Requirements
In the listing below, locate the lines that hold the string "type". Copy those lines.

Entries shown
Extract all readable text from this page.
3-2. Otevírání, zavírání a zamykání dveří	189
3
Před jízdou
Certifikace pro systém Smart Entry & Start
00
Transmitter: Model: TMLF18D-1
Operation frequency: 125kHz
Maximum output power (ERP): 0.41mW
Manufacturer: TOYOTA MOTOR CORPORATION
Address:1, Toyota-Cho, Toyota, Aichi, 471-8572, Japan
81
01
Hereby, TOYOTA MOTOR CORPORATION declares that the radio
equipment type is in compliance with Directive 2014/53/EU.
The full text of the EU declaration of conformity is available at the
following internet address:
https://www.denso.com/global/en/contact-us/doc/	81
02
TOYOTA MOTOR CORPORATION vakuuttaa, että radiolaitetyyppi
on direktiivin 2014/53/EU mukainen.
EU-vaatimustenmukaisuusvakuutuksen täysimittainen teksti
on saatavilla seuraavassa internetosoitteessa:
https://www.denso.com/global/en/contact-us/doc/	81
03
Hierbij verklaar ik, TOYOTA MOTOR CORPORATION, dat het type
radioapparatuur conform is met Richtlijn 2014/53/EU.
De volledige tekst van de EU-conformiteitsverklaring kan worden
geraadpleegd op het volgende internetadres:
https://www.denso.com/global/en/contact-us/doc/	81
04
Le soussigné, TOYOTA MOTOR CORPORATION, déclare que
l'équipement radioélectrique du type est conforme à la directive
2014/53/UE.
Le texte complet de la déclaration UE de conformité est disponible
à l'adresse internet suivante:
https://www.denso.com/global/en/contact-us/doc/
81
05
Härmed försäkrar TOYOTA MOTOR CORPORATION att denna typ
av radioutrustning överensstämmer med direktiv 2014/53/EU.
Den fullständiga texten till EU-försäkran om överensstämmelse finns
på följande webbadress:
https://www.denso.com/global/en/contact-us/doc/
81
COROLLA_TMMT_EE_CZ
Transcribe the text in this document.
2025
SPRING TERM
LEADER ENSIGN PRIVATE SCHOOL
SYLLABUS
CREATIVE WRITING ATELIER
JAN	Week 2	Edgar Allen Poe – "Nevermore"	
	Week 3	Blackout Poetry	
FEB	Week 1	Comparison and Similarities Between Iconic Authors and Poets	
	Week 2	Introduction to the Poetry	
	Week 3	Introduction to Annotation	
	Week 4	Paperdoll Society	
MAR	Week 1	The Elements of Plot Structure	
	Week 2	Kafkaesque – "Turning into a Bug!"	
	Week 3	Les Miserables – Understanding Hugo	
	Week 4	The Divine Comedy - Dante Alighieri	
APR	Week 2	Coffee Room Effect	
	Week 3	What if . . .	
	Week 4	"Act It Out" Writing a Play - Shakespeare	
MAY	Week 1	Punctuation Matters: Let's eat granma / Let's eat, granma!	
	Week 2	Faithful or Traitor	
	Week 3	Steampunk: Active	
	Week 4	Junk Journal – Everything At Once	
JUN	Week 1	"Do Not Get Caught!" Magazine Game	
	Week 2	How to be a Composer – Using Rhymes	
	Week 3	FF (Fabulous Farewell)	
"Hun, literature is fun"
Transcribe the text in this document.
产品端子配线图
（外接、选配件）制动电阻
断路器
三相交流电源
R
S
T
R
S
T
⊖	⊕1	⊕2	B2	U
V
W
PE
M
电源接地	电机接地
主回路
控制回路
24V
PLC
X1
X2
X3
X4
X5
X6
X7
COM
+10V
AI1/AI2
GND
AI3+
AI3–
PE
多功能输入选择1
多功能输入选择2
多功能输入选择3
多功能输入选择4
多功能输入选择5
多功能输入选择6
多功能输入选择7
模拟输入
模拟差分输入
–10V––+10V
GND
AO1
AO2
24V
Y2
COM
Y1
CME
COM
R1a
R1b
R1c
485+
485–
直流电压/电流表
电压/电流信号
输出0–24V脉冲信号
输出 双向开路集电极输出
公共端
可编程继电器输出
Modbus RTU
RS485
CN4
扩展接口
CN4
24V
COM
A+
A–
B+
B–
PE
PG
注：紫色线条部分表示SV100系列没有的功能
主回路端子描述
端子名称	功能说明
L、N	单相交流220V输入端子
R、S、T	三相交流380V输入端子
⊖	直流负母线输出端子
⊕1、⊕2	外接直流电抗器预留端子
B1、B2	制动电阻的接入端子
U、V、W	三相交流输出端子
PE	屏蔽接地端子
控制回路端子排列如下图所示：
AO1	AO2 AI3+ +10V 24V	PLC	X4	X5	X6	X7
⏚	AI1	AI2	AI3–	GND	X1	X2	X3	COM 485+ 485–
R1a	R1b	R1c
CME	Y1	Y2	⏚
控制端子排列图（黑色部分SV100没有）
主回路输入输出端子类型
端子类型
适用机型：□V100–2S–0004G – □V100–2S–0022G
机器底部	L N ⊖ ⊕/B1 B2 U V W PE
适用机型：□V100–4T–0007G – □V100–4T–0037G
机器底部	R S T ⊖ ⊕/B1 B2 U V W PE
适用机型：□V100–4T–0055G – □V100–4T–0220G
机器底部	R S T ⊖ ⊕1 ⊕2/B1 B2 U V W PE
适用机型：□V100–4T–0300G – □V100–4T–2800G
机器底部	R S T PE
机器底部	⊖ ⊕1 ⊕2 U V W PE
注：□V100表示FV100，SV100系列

Exercise response
equipment type is in compliance with Directive 2014/53/EU.
Hierbij verklaar ik, TOYOTA MOTOR CORPORATION, dat het type
l'équipement radioélectrique du type est conforme à la directive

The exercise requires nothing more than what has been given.